── Material shown ──

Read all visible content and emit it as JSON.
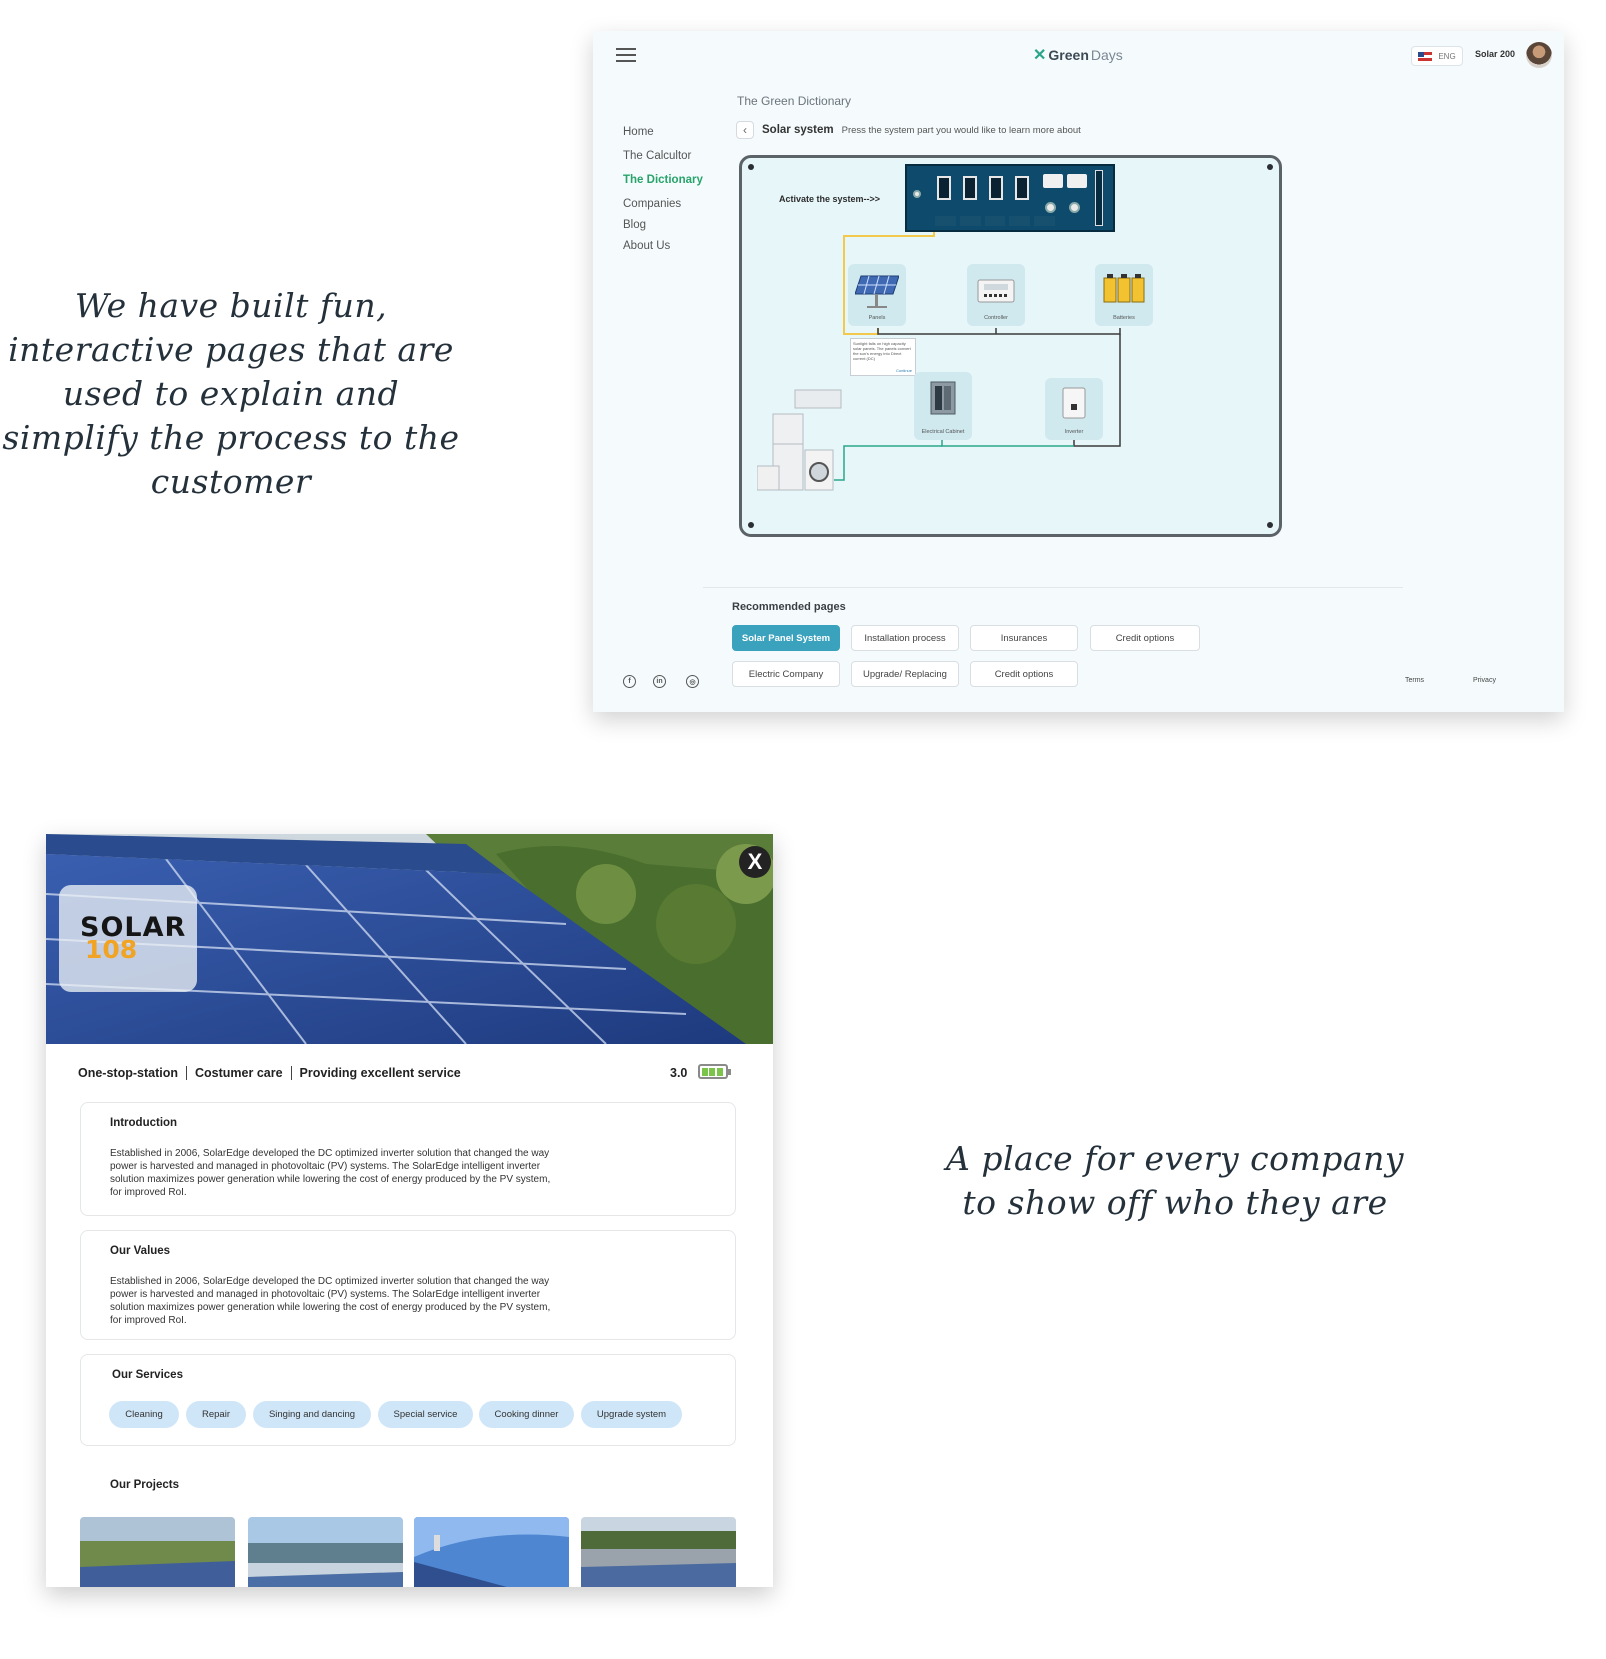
{
  "captions": {
    "top_left": "We have built fun, interactive pages that are used to explain and simplify the process to the customer",
    "bottom_right": "A place for every company to show off who they are"
  },
  "dictionary_page": {
    "brand": {
      "name_bold": "Green",
      "name_light": "Days"
    },
    "header": {
      "language": "ENG",
      "user": "Solar 200"
    },
    "nav": [
      {
        "label": "Home",
        "active": false
      },
      {
        "label": "The Calcultor",
        "active": false
      },
      {
        "label": "The Dictionary",
        "active": true
      },
      {
        "label": "Companies",
        "active": false
      },
      {
        "label": "Blog",
        "active": false
      },
      {
        "label": "About Us",
        "active": false
      }
    ],
    "title": "The Green Dictionary",
    "breadcrumb": {
      "system": "Solar system",
      "hint": "Press the system part you would like to learn more about"
    },
    "board": {
      "activate_label": "Activate the system-->>",
      "components": [
        "Panels",
        "Controller",
        "Batteries",
        "Electrical Cabinet",
        "Inverter"
      ],
      "tooltip": {
        "text": "Sunlight falls on high capacity solar panels. The panels convert the sun's energy into Direct current (DC)",
        "link": "Continue"
      }
    },
    "recommended": {
      "title": "Recommended pages",
      "items": [
        "Solar Panel System",
        "Installation process",
        "Insurances",
        "Credit options",
        "Electric Company",
        "Upgrade/ Replacing",
        "Credit options"
      ]
    },
    "footer": {
      "social": [
        "facebook",
        "linkedin",
        "instagram"
      ],
      "links": [
        "Terms",
        "Privacy"
      ]
    }
  },
  "company_page": {
    "logo": {
      "line1": "SOLAR",
      "line2": "108"
    },
    "close_label": "X",
    "tags": [
      "One-stop-station",
      "Costumer care",
      "Providing excellent service"
    ],
    "rating": "3.0",
    "rating_fraction": 0.6,
    "introduction": {
      "title": "Introduction",
      "text": "Established in 2006, SolarEdge developed the DC optimized inverter solution that changed the way power is harvested and managed in photovoltaic (PV) systems. The SolarEdge intelligent inverter solution maximizes power generation while lowering the cost of energy produced by the PV system, for improved RoI."
    },
    "values": {
      "title": "Our Values",
      "text": "Established in 2006, SolarEdge developed the DC optimized inverter solution that changed the way power is harvested and managed in photovoltaic (PV) systems. The SolarEdge intelligent inverter solution maximizes power generation while lowering the cost of energy produced by the PV system, for improved RoI."
    },
    "services": {
      "title": "Our Services",
      "items": [
        "Cleaning",
        "Repair",
        "Singing and dancing",
        "Special service",
        "Cooking dinner",
        "Upgrade system"
      ]
    },
    "projects": {
      "title": "Our Projects"
    }
  },
  "colors": {
    "accent": "#28a36a",
    "chip_active": "#3aa2bd",
    "service_chip": "#cfe6f8",
    "battery": "#7cc34c",
    "logo_orange": "#f1a424"
  }
}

───

◆ **Exercise task**: Quote everything in the listing above exactly; pictures are the only thing to omit.

◆ **Output for this task**:
Read all visible content and emit it as JSON.
{
  "captions": {
    "top_left": "We have built fun, interactive pages that are used to explain and simplify the process to the customer",
    "bottom_right": "A place for every company to show off who they are"
  },
  "dictionary_page": {
    "brand": {
      "name_bold": "Green",
      "name_light": "Days"
    },
    "header": {
      "language": "ENG",
      "user": "Solar 200"
    },
    "nav": [
      {
        "label": "Home",
        "active": false
      },
      {
        "label": "The Calcultor",
        "active": false
      },
      {
        "label": "The Dictionary",
        "active": true
      },
      {
        "label": "Companies",
        "active": false
      },
      {
        "label": "Blog",
        "active": false
      },
      {
        "label": "About Us",
        "active": false
      }
    ],
    "title": "The Green Dictionary",
    "breadcrumb": {
      "system": "Solar system",
      "hint": "Press the system part you would like to learn more about"
    },
    "board": {
      "activate_label": "Activate the system-->>",
      "components": [
        "Panels",
        "Controller",
        "Batteries",
        "Electrical Cabinet",
        "Inverter"
      ],
      "tooltip": {
        "text": "Sunlight falls on high capacity solar panels. The panels convert the sun's energy into Direct current (DC)",
        "link": "Continue"
      }
    },
    "recommended": {
      "title": "Recommended pages",
      "items": [
        "Solar Panel System",
        "Installation process",
        "Insurances",
        "Credit options",
        "Electric Company",
        "Upgrade/ Replacing",
        "Credit options"
      ]
    },
    "footer": {
      "social": [
        "facebook",
        "linkedin",
        "instagram"
      ],
      "links": [
        "Terms",
        "Privacy"
      ]
    }
  },
  "company_page": {
    "logo": {
      "line1": "SOLAR",
      "line2": "108"
    },
    "close_label": "X",
    "tags": [
      "One-stop-station",
      "Costumer care",
      "Providing excellent service"
    ],
    "rating": "3.0",
    "rating_fraction": 0.6,
    "introduction": {
      "title": "Introduction",
      "text": "Established in 2006, SolarEdge developed the DC optimized inverter solution that changed the way power is harvested and managed in photovoltaic (PV) systems. The SolarEdge intelligent inverter solution maximizes power generation while lowering the cost of energy produced by the PV system, for improved RoI."
    },
    "values": {
      "title": "Our Values",
      "text": "Established in 2006, SolarEdge developed the DC optimized inverter solution that changed the way power is harvested and managed in photovoltaic (PV) systems. The SolarEdge intelligent inverter solution maximizes power generation while lowering the cost of energy produced by the PV system, for improved RoI."
    },
    "services": {
      "title": "Our Services",
      "items": [
        "Cleaning",
        "Repair",
        "Singing and dancing",
        "Special service",
        "Cooking dinner",
        "Upgrade system"
      ]
    },
    "projects": {
      "title": "Our Projects"
    }
  },
  "colors": {
    "accent": "#28a36a",
    "chip_active": "#3aa2bd",
    "service_chip": "#cfe6f8",
    "battery": "#7cc34c",
    "logo_orange": "#f1a424"
  }
}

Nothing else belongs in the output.